Start of Extracted entries

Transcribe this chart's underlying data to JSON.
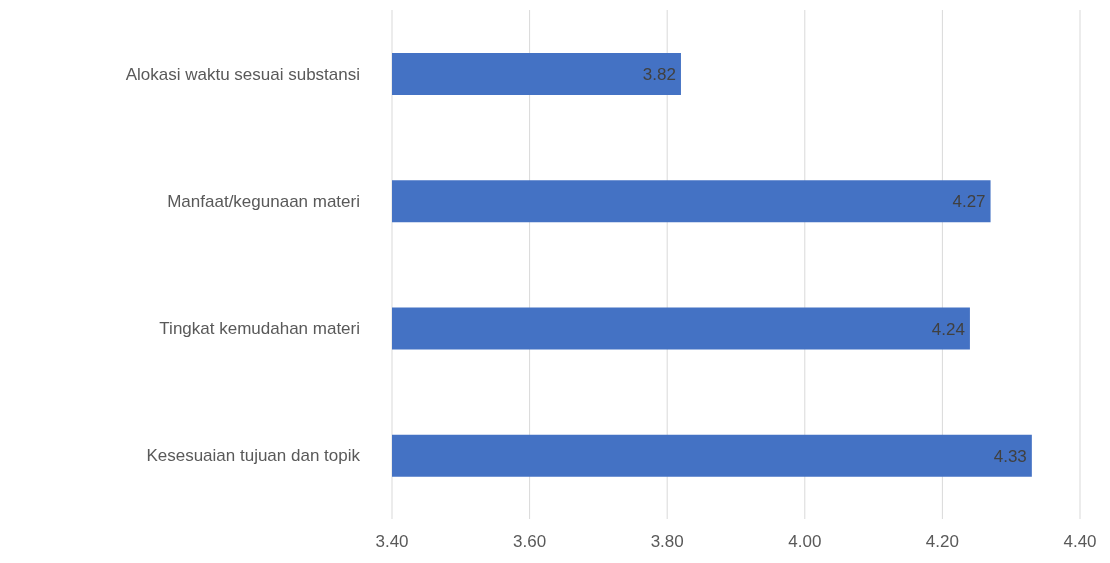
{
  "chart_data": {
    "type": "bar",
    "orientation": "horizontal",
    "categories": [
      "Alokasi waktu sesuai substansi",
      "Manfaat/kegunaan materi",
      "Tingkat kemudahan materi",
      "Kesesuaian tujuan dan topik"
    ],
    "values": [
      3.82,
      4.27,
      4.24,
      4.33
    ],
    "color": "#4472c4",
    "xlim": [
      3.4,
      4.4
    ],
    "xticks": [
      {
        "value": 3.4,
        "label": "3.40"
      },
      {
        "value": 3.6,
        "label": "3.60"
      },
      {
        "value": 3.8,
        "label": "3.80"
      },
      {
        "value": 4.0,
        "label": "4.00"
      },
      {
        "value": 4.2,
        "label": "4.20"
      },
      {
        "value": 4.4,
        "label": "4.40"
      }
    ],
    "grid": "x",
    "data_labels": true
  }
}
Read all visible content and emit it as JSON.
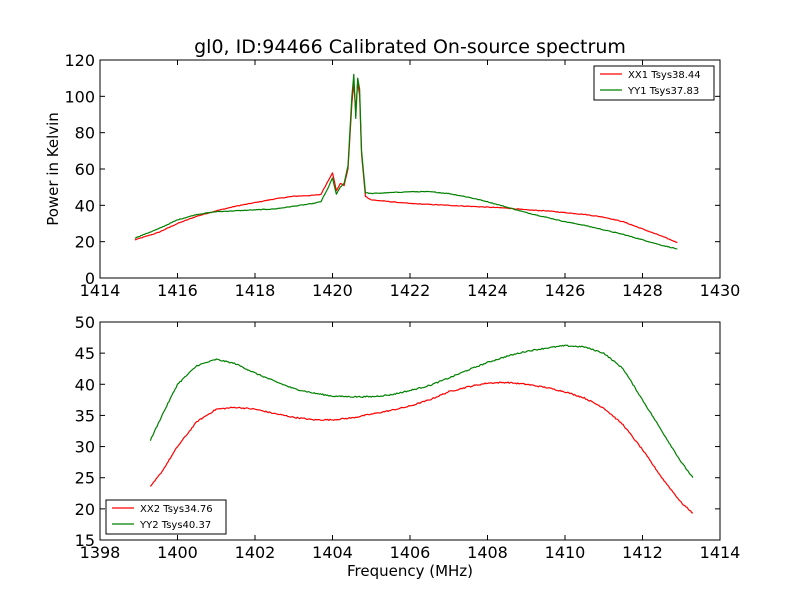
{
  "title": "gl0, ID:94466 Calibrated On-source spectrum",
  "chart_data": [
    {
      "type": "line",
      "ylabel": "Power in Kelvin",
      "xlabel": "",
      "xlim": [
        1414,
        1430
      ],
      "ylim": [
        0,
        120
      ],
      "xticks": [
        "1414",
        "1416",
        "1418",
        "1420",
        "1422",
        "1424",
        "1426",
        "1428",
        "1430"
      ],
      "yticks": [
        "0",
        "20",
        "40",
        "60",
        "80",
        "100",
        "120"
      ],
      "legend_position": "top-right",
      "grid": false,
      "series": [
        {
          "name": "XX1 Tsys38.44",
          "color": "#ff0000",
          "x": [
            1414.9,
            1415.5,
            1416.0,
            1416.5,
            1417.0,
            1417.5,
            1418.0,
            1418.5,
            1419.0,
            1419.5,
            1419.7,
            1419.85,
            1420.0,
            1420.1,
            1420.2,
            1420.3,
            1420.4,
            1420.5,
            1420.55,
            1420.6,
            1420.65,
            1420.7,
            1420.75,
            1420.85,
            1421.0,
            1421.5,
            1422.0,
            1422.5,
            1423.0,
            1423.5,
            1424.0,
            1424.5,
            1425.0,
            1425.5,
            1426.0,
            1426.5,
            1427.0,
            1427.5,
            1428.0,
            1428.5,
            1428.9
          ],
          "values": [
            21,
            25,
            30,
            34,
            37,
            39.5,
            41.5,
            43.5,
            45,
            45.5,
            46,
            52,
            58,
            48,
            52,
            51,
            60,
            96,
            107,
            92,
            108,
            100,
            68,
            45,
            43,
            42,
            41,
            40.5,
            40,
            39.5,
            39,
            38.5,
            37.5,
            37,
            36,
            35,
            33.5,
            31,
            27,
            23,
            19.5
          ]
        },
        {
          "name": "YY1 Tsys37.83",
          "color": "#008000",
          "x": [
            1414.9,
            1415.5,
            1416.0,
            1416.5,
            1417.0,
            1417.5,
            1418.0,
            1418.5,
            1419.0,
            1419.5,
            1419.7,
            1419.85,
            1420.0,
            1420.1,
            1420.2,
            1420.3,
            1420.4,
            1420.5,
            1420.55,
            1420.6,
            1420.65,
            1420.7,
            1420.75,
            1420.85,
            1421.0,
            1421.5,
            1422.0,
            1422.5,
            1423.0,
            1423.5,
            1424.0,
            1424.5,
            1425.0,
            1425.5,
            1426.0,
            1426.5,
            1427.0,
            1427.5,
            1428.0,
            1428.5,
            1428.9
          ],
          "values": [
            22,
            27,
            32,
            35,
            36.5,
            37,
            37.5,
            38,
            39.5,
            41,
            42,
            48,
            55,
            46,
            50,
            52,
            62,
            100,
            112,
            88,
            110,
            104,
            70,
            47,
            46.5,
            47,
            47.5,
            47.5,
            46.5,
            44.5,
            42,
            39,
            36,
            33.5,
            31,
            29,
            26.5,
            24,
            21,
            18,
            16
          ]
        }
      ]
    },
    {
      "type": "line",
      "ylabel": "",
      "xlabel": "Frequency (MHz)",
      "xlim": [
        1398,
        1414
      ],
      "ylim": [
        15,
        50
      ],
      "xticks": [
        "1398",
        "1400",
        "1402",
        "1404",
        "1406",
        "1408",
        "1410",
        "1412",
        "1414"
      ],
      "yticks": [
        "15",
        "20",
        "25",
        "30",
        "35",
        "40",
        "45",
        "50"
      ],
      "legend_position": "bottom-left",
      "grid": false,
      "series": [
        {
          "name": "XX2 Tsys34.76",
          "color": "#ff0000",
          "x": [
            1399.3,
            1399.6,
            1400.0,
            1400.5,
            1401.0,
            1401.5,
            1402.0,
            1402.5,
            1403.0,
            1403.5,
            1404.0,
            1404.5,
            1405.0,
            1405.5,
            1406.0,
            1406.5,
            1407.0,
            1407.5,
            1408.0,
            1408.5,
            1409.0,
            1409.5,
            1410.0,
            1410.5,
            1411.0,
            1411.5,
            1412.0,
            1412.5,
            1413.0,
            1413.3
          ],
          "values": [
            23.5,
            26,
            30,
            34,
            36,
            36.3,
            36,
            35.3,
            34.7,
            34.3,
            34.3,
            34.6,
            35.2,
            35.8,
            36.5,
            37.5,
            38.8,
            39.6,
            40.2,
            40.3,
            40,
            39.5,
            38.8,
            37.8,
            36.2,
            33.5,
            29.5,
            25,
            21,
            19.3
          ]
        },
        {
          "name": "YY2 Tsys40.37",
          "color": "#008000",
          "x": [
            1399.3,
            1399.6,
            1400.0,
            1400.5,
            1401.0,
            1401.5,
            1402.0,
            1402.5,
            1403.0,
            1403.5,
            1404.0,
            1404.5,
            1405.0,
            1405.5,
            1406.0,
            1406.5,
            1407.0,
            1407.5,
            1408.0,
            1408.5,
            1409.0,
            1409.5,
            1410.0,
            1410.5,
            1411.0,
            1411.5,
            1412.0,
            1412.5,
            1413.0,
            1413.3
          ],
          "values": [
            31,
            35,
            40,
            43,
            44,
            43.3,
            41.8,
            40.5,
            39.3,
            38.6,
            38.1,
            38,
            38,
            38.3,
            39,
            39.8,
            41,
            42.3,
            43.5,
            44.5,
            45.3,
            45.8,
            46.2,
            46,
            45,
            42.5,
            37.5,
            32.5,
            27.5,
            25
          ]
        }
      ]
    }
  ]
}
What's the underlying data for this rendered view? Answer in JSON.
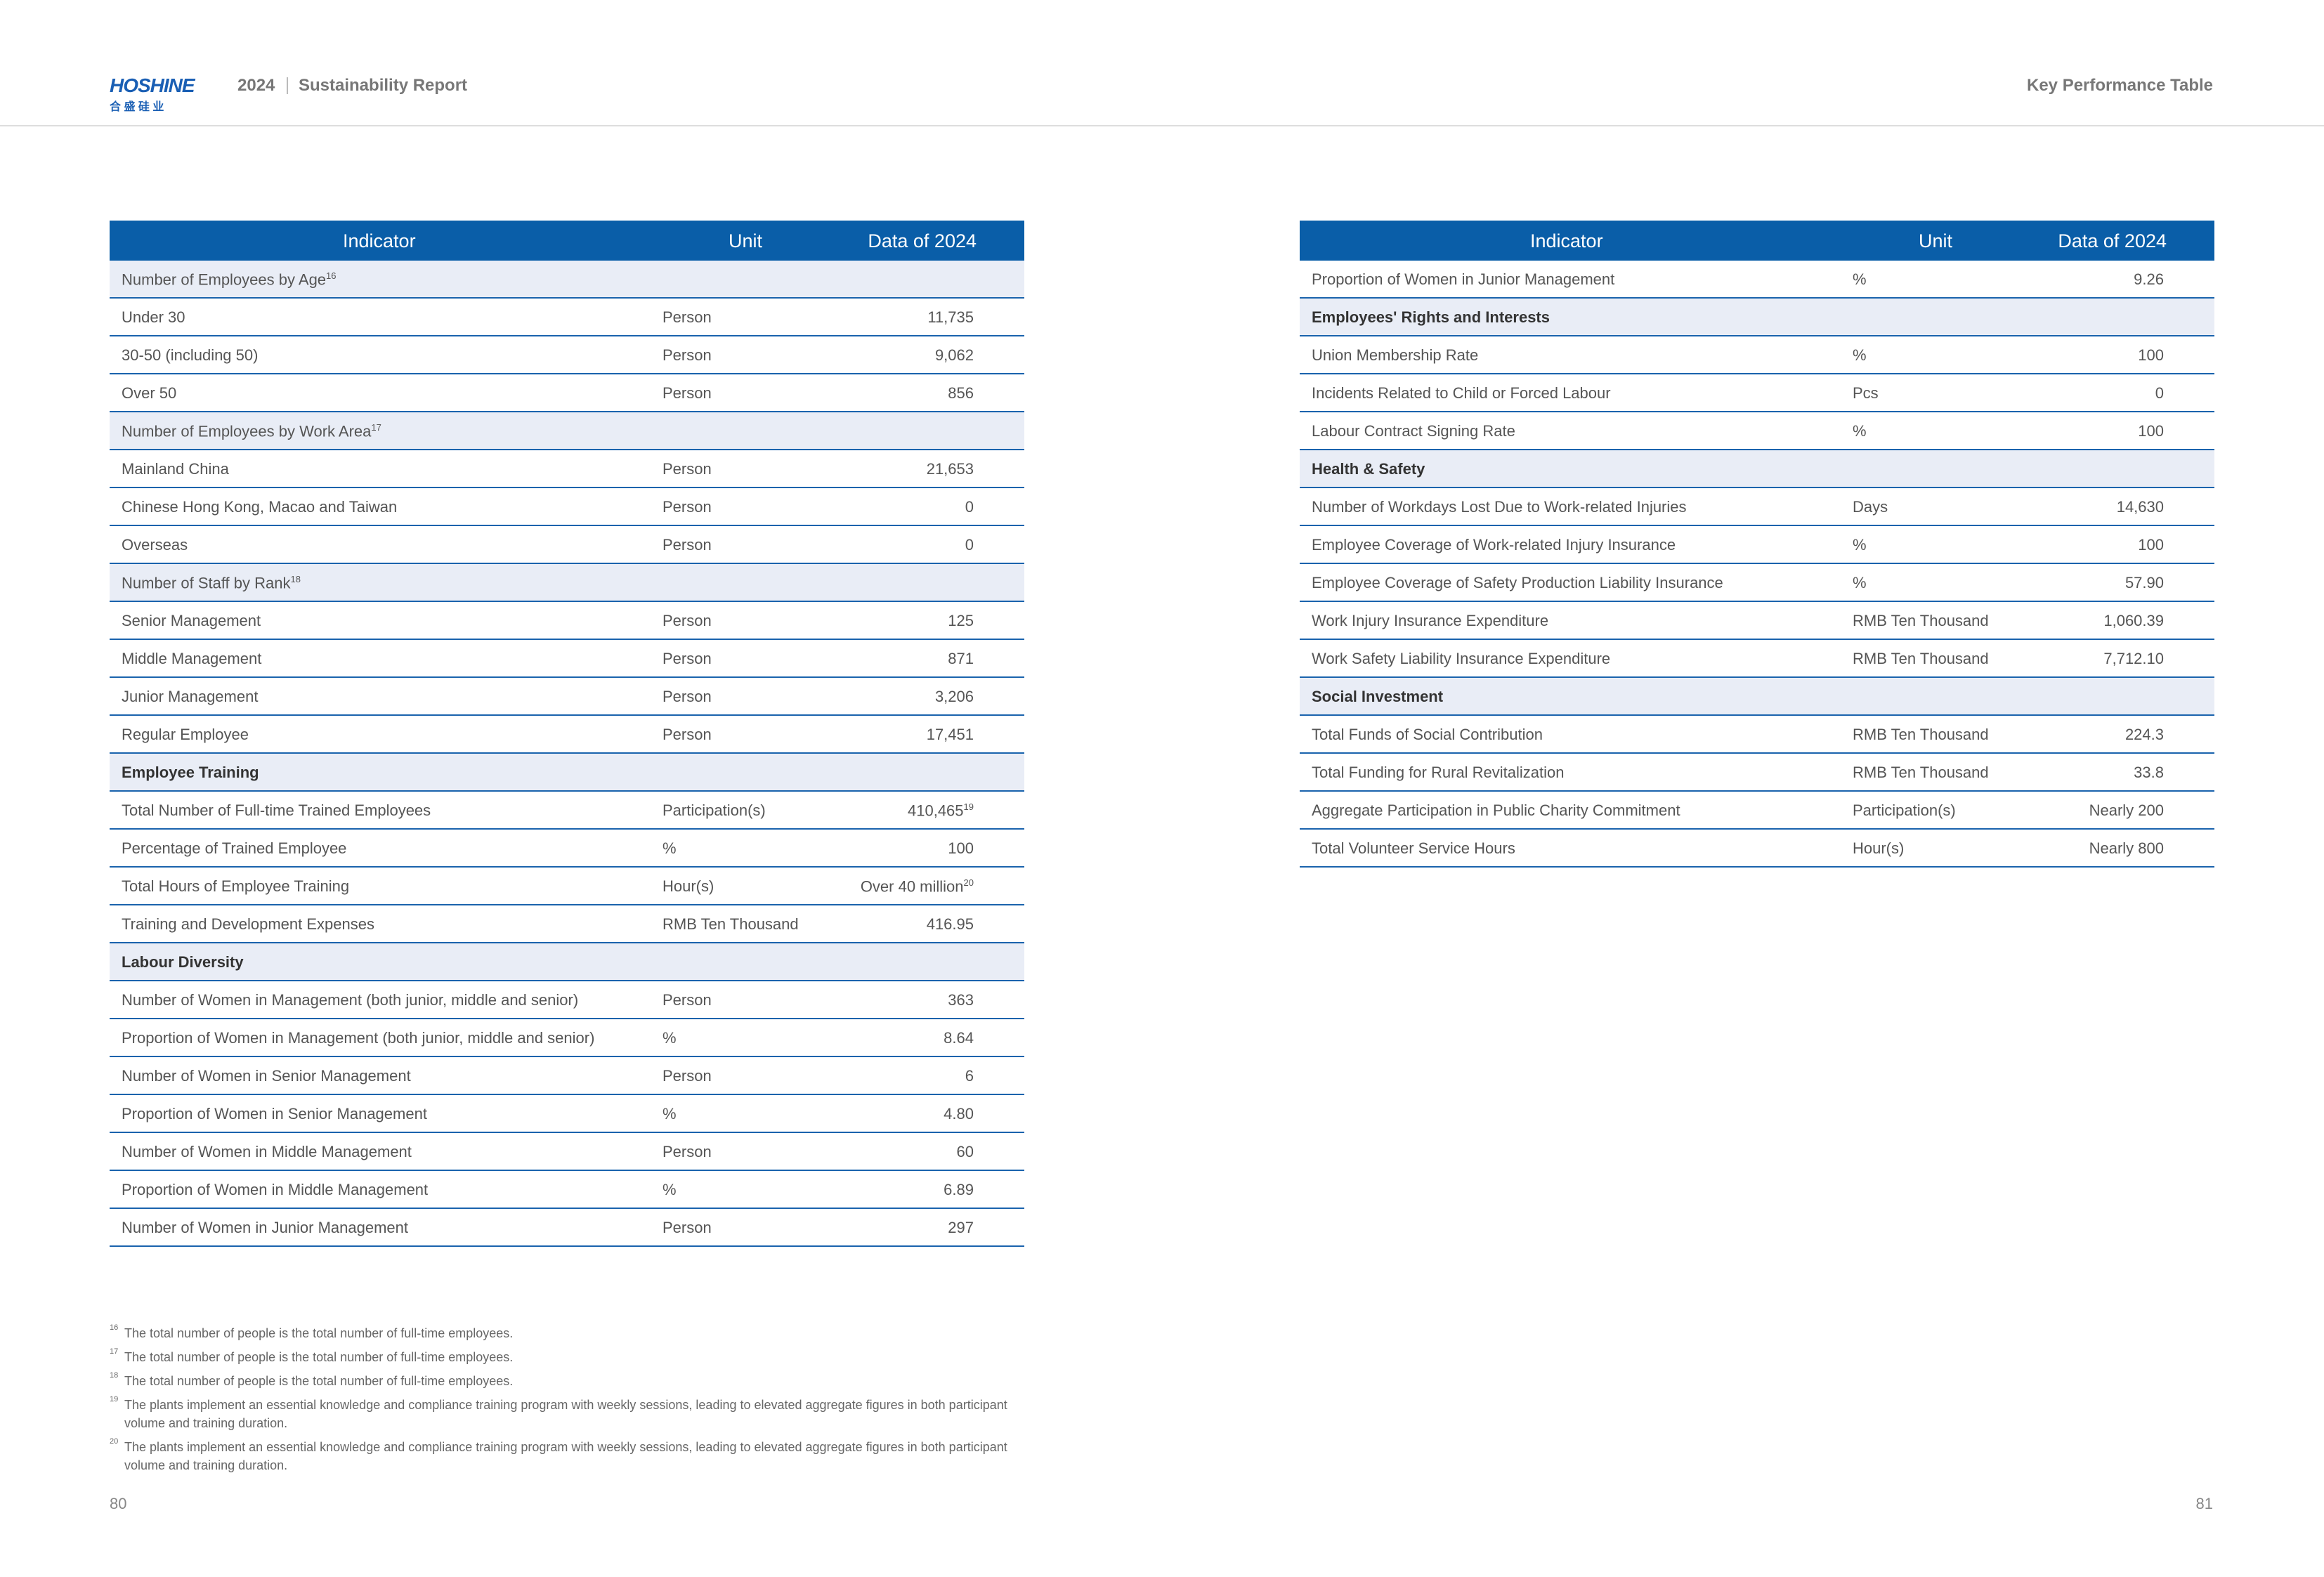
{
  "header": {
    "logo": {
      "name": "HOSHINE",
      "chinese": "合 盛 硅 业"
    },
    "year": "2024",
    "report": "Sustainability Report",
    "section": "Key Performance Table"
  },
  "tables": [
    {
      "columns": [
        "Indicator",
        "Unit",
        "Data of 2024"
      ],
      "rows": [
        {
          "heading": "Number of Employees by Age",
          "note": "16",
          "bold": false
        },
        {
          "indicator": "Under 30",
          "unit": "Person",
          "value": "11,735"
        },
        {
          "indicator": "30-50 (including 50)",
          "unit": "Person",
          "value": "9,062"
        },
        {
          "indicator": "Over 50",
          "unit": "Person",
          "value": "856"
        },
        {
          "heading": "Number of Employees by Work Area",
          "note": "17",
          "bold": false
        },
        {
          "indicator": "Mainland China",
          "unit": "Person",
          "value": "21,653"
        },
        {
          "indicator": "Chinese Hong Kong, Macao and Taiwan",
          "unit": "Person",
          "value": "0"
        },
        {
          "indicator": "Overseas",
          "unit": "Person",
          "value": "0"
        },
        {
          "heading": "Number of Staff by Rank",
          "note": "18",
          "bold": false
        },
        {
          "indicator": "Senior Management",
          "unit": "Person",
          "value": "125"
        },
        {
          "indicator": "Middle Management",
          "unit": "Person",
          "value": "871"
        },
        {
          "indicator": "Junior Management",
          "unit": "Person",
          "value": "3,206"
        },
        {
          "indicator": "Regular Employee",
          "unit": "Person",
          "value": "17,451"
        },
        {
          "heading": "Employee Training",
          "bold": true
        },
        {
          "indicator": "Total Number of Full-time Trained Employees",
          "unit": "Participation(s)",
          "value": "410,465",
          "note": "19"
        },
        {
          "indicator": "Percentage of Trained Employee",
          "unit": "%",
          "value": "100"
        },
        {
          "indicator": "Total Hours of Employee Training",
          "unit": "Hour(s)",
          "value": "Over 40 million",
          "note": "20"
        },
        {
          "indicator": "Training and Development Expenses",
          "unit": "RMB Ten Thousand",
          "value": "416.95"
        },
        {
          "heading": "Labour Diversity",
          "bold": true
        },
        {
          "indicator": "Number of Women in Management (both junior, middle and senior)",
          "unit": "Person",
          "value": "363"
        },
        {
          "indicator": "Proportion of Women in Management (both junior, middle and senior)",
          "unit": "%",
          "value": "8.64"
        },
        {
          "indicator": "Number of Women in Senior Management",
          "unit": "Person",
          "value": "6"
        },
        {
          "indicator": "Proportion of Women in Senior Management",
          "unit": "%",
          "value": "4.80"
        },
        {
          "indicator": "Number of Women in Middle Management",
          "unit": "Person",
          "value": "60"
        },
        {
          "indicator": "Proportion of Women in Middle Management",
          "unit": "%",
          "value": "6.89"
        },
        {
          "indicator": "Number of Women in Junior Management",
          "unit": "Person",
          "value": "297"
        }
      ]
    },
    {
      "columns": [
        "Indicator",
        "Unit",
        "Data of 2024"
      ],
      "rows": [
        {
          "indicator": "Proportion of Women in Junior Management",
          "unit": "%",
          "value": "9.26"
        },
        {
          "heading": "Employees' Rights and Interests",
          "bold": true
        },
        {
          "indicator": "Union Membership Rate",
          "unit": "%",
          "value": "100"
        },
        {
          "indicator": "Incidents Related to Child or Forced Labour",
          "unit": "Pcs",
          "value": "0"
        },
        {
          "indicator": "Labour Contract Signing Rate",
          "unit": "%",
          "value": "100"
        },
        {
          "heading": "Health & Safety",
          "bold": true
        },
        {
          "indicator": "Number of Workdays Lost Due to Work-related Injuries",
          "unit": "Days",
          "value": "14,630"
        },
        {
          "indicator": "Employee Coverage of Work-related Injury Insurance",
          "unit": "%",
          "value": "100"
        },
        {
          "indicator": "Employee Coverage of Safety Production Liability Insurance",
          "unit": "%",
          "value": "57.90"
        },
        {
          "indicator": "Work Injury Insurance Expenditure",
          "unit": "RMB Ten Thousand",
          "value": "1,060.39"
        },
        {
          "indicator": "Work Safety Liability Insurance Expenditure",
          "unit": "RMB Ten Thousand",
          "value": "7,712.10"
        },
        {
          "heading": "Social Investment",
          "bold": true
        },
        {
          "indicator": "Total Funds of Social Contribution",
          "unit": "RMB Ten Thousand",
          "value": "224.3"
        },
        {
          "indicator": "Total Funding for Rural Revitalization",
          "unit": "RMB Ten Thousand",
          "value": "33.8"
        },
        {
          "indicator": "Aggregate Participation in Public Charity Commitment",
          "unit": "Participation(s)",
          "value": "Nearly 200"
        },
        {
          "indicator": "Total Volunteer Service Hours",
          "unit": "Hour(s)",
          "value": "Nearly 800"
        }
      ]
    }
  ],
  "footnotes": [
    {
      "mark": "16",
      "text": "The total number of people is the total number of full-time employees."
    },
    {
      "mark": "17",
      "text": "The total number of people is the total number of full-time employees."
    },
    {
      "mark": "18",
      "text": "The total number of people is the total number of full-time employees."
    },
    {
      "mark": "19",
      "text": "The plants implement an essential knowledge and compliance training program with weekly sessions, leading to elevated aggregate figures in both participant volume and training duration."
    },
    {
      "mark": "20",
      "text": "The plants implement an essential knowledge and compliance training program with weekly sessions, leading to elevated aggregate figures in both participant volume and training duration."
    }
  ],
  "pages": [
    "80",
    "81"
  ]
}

End of Extracted entries

The exercise |
Look over the material above and show each line where "Coverage" appears.

Solution for this problem |
          "indicator": "Employee Coverage of Work-related Injury Insurance",
          "indicator": "Employee Coverage of Safety Production Liability Insurance",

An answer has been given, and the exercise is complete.